▶ Entries provided:
*****

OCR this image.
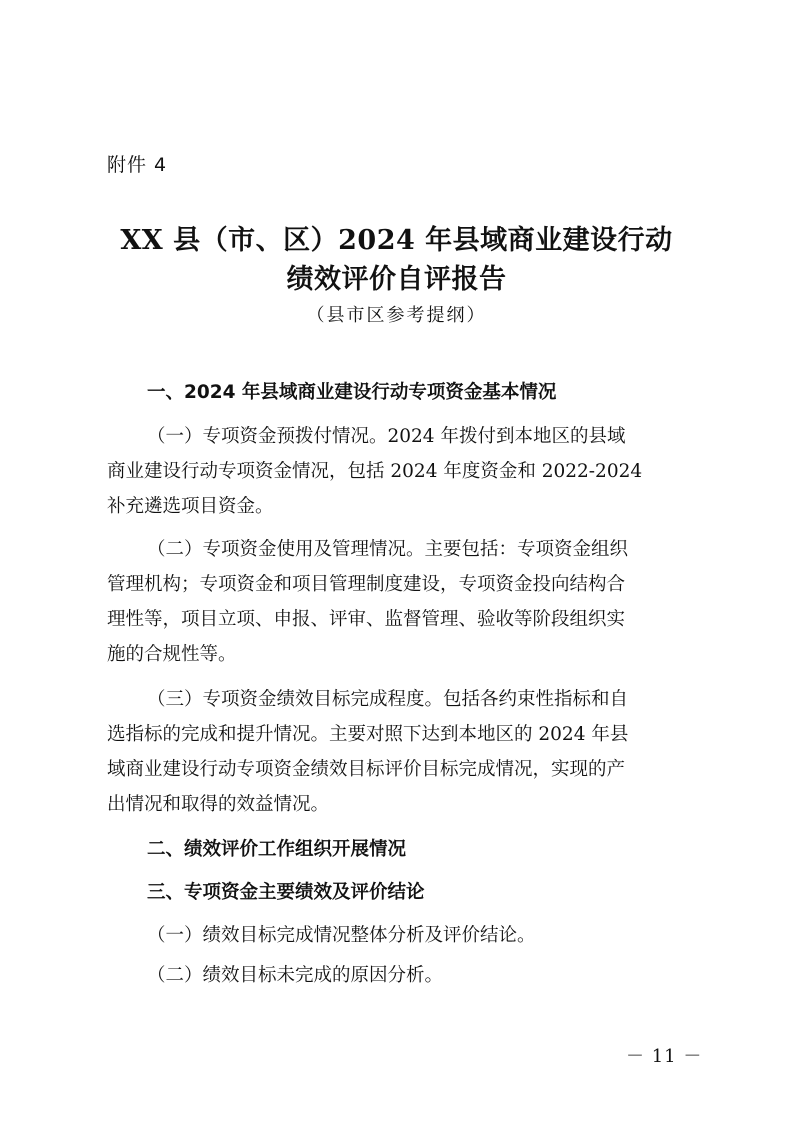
附件 4
XX 县（市、区）2024 年县域商业建设行动
绩效评价自评报告
（县市区参考提纲）
一、2024 年县域商业建设行动专项资金基本情况
（一）专项资金预拨付情况。2024 年拨付到本地区的县域
商业建设行动专项资金情况，包括 2024 年度资金和 2022-2024
补充遴选项目资金。
（二）专项资金使用及管理情况。主要包括：专项资金组织
管理机构；专项资金和项目管理制度建设，专项资金投向结构合
理性等，项目立项、申报、评审、监督管理、验收等阶段组织实
施的合规性等。
（三）专项资金绩效目标完成程度。包括各约束性指标和自
选指标的完成和提升情况。主要对照下达到本地区的 2024 年县
域商业建设行动专项资金绩效目标评价目标完成情况，实现的产
出情况和取得的效益情况。
二、绩效评价工作组织开展情况
三、专项资金主要绩效及评价结论
（一）绩效目标完成情况整体分析及评价结论。
（二）绩效目标未完成的原因分析。
－ 11 －
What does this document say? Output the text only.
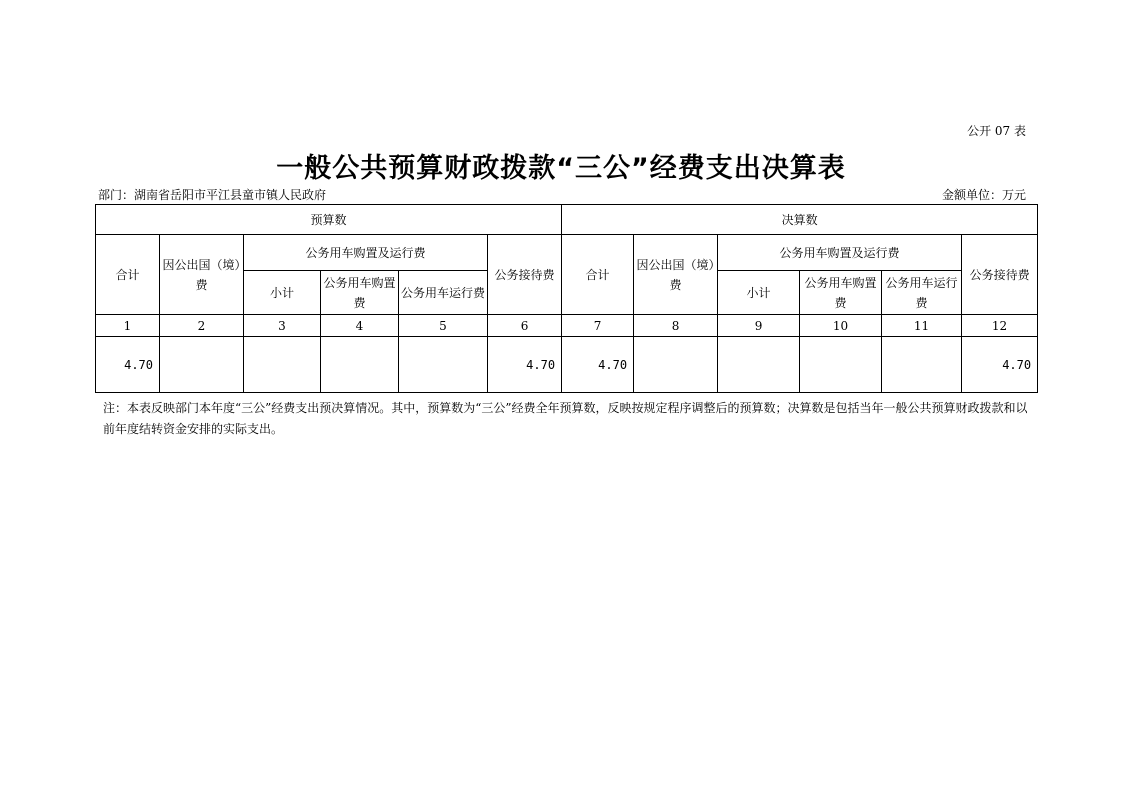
公开 07 表
一般公共预算财政拨款“三公”经费支出决算表
部门：湖南省岳阳市平江县童市镇人民政府	金额单位：万元
预算数						决算数					
合计	因公出国（境）费	公务用车购置及运行费			公务接待费	合计	因公出国（境）费	公务用车购置及运行费			公务接待费
		小计	公务用车购置费	公务用车运行费				小计	公务用车购置费	公务用车运行费	
1	2	3	4	5	6	7	8	9	10	11	12
4.70					4.70	4.70					4.70
注：本表反映部门本年度“三公”经费支出预决算情况。其中，预算数为“三公”经费全年预算数，反映按规定程序调整后的预算数；决算数是包括当年一般公共预算财政拨款和以前年度结转资金安排的实际支出。
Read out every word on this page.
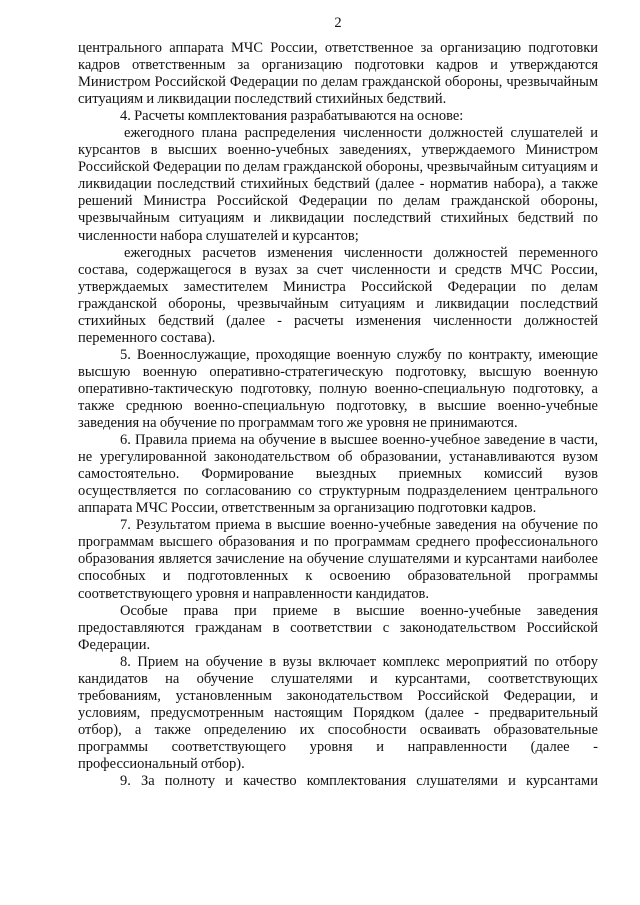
2

центрального аппарата МЧС России, ответственное за организацию подготовки кадров ответственным за организацию подготовки кадров и утверждаются Министром Российской Федерации по делам гражданской обороны, чрезвычайным ситуациям и ликвидации последствий стихийных бедствий.

4. Расчеты комплектования разрабатываются на основе:

ежегодного плана распределения численности должностей слушателей и курсантов в высших военно-учебных заведениях, утверждаемого Министром Российской Федерации по делам гражданской обороны, чрезвычайным ситуациям и ликвидации последствий стихийных бедствий (далее - норматив набора), а также решений Министра Российской Федерации по делам гражданской обороны, чрезвычайным ситуациям и ликвидации последствий стихийных бедствий по численности набора слушателей и курсантов;

ежегодных расчетов изменения численности должностей переменного состава, содержащегося в вузах за счет численности и средств МЧС России, утверждаемых заместителем Министра Российской Федерации по делам гражданской обороны, чрезвычайным ситуациям и ликвидации последствий стихийных бедствий (далее - расчеты изменения численности должностей переменного состава).

5. Военнослужащие, проходящие военную службу по контракту, имеющие высшую военную оперативно-стратегическую подготовку, высшую военную оперативно-тактическую подготовку, полную военно-специальную подготовку, а также среднюю военно-специальную подготовку, в высшие военно-учебные заведения на обучение по программам того же уровня не принимаются.

6. Правила приема на обучение в высшее военно-учебное заведение в части, не урегулированной законодательством об образовании, устанавливаются вузом самостоятельно. Формирование выездных приемных комиссий вузов осуществляется по согласованию со структурным подразделением центрального аппарата МЧС России, ответственным за организацию подготовки кадров.

7. Результатом приема в высшие военно-учебные заведения на обучение по программам высшего образования и по программам среднего профессионального образования является зачисление на обучение слушателями и курсантами наиболее способных и подготовленных к освоению образовательной программы соответствующего уровня и направленности кандидатов.

Особые права при приеме в высшие военно-учебные заведения предоставляются гражданам в соответствии с законодательством Российской Федерации.

8. Прием на обучение в вузы включает комплекс мероприятий по отбору кандидатов на обучение слушателями и курсантами, соответствующих требованиям, установленным законодательством Российской Федерации, и условиям, предусмотренным настоящим Порядком (далее - предварительный отбор), а также определению их способности осваивать образовательные программы соответствующего уровня и направленности (далее - профессиональный отбор).

9. За полноту и качество комплектования слушателями и курсантами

*****

▶ Task to carry out:
Reproduce the whole listing above word for word, but not its pictures.

▶ The completed task:
OCR this image.
附件 4
XX 县（市、区）2024 年县域商业建设行动
绩效评价自评报告
（县市区参考提纲）
一、2024 年县域商业建设行动专项资金基本情况
（一）专项资金预拨付情况。2024 年拨付到本地区的县域
商业建设行动专项资金情况，包括 2024 年度资金和 2022-2024
补充遴选项目资金。
（二）专项资金使用及管理情况。主要包括：专项资金组织
管理机构；专项资金和项目管理制度建设，专项资金投向结构合
理性等，项目立项、申报、评审、监督管理、验收等阶段组织实
施的合规性等。
（三）专项资金绩效目标完成程度。包括各约束性指标和自
选指标的完成和提升情况。主要对照下达到本地区的 2024 年县
域商业建设行动专项资金绩效目标评价目标完成情况，实现的产
出情况和取得的效益情况。
二、绩效评价工作组织开展情况
三、专项资金主要绩效及评价结论
（一）绩效目标完成情况整体分析及评价结论。
（二）绩效目标未完成的原因分析。
－ 11 －
What does this document say? Output the text only.
公开 07 表
一般公共预算财政拨款“三公”经费支出决算表
部门：湖南省岳阳市平江县童市镇人民政府	金额单位：万元
预算数						决算数					
合计	因公出国（境）费	公务用车购置及运行费			公务接待费	合计	因公出国（境）费	公务用车购置及运行费			公务接待费
		小计	公务用车购置费	公务用车运行费				小计	公务用车购置费	公务用车运行费	
1	2	3	4	5	6	7	8	9	10	11	12
4.70					4.70	4.70					4.70
注：本表反映部门本年度“三公”经费支出预决算情况。其中，预算数为“三公”经费全年预算数，反映按规定程序调整后的预算数；决算数是包括当年一般公共预算财政拨款和以前年度结转资金安排的实际支出。
Read out every word on this page.
2

центрального аппарата МЧС России, ответственное за организацию подготовки кадров ответственным за организацию подготовки кадров и утверждаются Министром Российской Федерации по делам гражданской обороны, чрезвычайным ситуациям и ликвидации последствий стихийных бедствий.

4. Расчеты комплектования разрабатываются на основе:

ежегодного плана распределения численности должностей слушателей и курсантов в высших военно-учебных заведениях, утверждаемого Министром Российской Федерации по делам гражданской обороны, чрезвычайным ситуациям и ликвидации последствий стихийных бедствий (далее - норматив набора), а также решений Министра Российской Федерации по делам гражданской обороны, чрезвычайным ситуациям и ликвидации последствий стихийных бедствий по численности набора слушателей и курсантов;

ежегодных расчетов изменения численности должностей переменного состава, содержащегося в вузах за счет численности и средств МЧС России, утверждаемых заместителем Министра Российской Федерации по делам гражданской обороны, чрезвычайным ситуациям и ликвидации последствий стихийных бедствий (далее - расчеты изменения численности должностей переменного состава).

5. Военнослужащие, проходящие военную службу по контракту, имеющие высшую военную оперативно-стратегическую подготовку, высшую военную оперативно-тактическую подготовку, полную военно-специальную подготовку, а также среднюю военно-специальную подготовку, в высшие военно-учебные заведения на обучение по программам того же уровня не принимаются.

6. Правила приема на обучение в высшее военно-учебное заведение в части, не урегулированной законодательством об образовании, устанавливаются вузом самостоятельно. Формирование выездных приемных комиссий вузов осуществляется по согласованию со структурным подразделением центрального аппарата МЧС России, ответственным за организацию подготовки кадров.

7. Результатом приема в высшие военно-учебные заведения на обучение по программам высшего образования и по программам среднего профессионального образования является зачисление на обучение слушателями и курсантами наиболее способных и подготовленных к освоению образовательной программы соответствующего уровня и направленности кандидатов.

Особые права при приеме в высшие военно-учебные заведения предоставляются гражданам в соответствии с законодательством Российской Федерации.

8. Прием на обучение в вузы включает комплекс мероприятий по отбору кандидатов на обучение слушателями и курсантами, соответствующих требованиям, установленным законодательством Российской Федерации, и условиям, предусмотренным настоящим Порядком (далее - предварительный отбор), а также определению их способности осваивать образовательные программы соответствующего уровня и направленности (далее - профессиональный отбор).

9. За полноту и качество комплектования слушателями и курсантами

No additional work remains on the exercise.